◆ Task instructions:
Will you transcribe the entries that follow, exactly and in full?

[BEGIN Excerpted records]

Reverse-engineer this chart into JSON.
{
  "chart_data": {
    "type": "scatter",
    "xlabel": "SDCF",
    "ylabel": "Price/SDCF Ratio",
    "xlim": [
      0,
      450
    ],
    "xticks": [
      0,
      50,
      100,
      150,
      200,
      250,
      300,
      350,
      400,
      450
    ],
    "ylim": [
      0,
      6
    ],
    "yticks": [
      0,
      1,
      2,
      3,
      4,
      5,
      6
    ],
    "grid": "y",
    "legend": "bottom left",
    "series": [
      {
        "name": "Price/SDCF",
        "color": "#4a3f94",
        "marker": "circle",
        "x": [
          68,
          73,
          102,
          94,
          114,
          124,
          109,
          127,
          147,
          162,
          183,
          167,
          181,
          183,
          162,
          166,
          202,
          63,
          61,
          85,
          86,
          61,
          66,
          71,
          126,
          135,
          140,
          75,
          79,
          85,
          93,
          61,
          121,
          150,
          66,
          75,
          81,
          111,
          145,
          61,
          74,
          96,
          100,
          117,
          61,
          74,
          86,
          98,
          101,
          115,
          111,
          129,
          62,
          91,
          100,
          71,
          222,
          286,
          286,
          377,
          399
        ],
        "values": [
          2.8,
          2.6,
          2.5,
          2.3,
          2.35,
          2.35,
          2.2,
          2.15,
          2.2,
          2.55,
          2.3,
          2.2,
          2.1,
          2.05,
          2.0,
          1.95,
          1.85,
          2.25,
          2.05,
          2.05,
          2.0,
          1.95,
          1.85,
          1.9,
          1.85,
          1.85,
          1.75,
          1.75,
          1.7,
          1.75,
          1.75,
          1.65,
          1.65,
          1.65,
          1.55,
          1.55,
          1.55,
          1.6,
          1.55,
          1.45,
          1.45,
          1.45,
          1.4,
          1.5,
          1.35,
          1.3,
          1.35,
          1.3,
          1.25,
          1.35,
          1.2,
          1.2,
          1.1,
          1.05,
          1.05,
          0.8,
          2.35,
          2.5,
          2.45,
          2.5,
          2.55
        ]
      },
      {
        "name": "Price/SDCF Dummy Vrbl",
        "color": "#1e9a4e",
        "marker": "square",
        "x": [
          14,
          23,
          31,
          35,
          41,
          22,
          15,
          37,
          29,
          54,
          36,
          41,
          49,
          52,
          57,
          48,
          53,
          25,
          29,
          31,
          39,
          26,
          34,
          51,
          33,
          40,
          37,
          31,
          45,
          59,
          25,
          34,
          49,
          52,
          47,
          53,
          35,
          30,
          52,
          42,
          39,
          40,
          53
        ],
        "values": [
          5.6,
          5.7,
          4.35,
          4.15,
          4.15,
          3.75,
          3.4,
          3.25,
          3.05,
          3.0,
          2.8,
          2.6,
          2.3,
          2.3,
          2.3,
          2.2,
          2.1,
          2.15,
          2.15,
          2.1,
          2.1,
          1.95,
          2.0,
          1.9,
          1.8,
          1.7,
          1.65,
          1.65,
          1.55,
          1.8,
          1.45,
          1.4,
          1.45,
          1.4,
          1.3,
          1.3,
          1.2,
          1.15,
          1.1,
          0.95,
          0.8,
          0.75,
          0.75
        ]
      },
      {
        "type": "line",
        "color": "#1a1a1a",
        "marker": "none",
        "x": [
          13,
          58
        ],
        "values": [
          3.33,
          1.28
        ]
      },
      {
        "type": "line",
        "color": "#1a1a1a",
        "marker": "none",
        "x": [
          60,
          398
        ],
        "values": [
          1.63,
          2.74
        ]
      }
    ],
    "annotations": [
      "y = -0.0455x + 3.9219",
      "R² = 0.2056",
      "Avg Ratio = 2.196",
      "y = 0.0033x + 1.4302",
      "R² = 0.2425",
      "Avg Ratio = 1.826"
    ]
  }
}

[END Excerpted records]

◆ Solution to this task:
Reverse-engineer this chart into JSON.
{
  "chart_data": {
    "type": "scatter",
    "xlabel": "SDCF",
    "ylabel": "Price/SDCF Ratio",
    "xlim": [
      0,
      450
    ],
    "xticks": [
      0,
      50,
      100,
      150,
      200,
      250,
      300,
      350,
      400,
      450
    ],
    "ylim": [
      0,
      6
    ],
    "yticks": [
      0,
      1,
      2,
      3,
      4,
      5,
      6
    ],
    "grid": "y",
    "legend": "bottom left",
    "series": [
      {
        "name": "Price/SDCF",
        "color": "#4a3f94",
        "marker": "circle",
        "x": [
          68,
          73,
          102,
          94,
          114,
          124,
          109,
          127,
          147,
          162,
          183,
          167,
          181,
          183,
          162,
          166,
          202,
          63,
          61,
          85,
          86,
          61,
          66,
          71,
          126,
          135,
          140,
          75,
          79,
          85,
          93,
          61,
          121,
          150,
          66,
          75,
          81,
          111,
          145,
          61,
          74,
          96,
          100,
          117,
          61,
          74,
          86,
          98,
          101,
          115,
          111,
          129,
          62,
          91,
          100,
          71,
          222,
          286,
          286,
          377,
          399
        ],
        "values": [
          2.8,
          2.6,
          2.5,
          2.3,
          2.35,
          2.35,
          2.2,
          2.15,
          2.2,
          2.55,
          2.3,
          2.2,
          2.1,
          2.05,
          2.0,
          1.95,
          1.85,
          2.25,
          2.05,
          2.05,
          2.0,
          1.95,
          1.85,
          1.9,
          1.85,
          1.85,
          1.75,
          1.75,
          1.7,
          1.75,
          1.75,
          1.65,
          1.65,
          1.65,
          1.55,
          1.55,
          1.55,
          1.6,
          1.55,
          1.45,
          1.45,
          1.45,
          1.4,
          1.5,
          1.35,
          1.3,
          1.35,
          1.3,
          1.25,
          1.35,
          1.2,
          1.2,
          1.1,
          1.05,
          1.05,
          0.8,
          2.35,
          2.5,
          2.45,
          2.5,
          2.55
        ]
      },
      {
        "name": "Price/SDCF Dummy Vrbl",
        "color": "#1e9a4e",
        "marker": "square",
        "x": [
          14,
          23,
          31,
          35,
          41,
          22,
          15,
          37,
          29,
          54,
          36,
          41,
          49,
          52,
          57,
          48,
          53,
          25,
          29,
          31,
          39,
          26,
          34,
          51,
          33,
          40,
          37,
          31,
          45,
          59,
          25,
          34,
          49,
          52,
          47,
          53,
          35,
          30,
          52,
          42,
          39,
          40,
          53
        ],
        "values": [
          5.6,
          5.7,
          4.35,
          4.15,
          4.15,
          3.75,
          3.4,
          3.25,
          3.05,
          3.0,
          2.8,
          2.6,
          2.3,
          2.3,
          2.3,
          2.2,
          2.1,
          2.15,
          2.15,
          2.1,
          2.1,
          1.95,
          2.0,
          1.9,
          1.8,
          1.7,
          1.65,
          1.65,
          1.55,
          1.8,
          1.45,
          1.4,
          1.45,
          1.4,
          1.3,
          1.3,
          1.2,
          1.15,
          1.1,
          0.95,
          0.8,
          0.75,
          0.75
        ]
      },
      {
        "type": "line",
        "color": "#1a1a1a",
        "marker": "none",
        "x": [
          13,
          58
        ],
        "values": [
          3.33,
          1.28
        ]
      },
      {
        "type": "line",
        "color": "#1a1a1a",
        "marker": "none",
        "x": [
          60,
          398
        ],
        "values": [
          1.63,
          2.74
        ]
      }
    ],
    "annotations": [
      "y = -0.0455x + 3.9219",
      "R² = 0.2056",
      "Avg Ratio = 2.196",
      "y = 0.0033x + 1.4302",
      "R² = 0.2425",
      "Avg Ratio = 1.826"
    ]
  }
}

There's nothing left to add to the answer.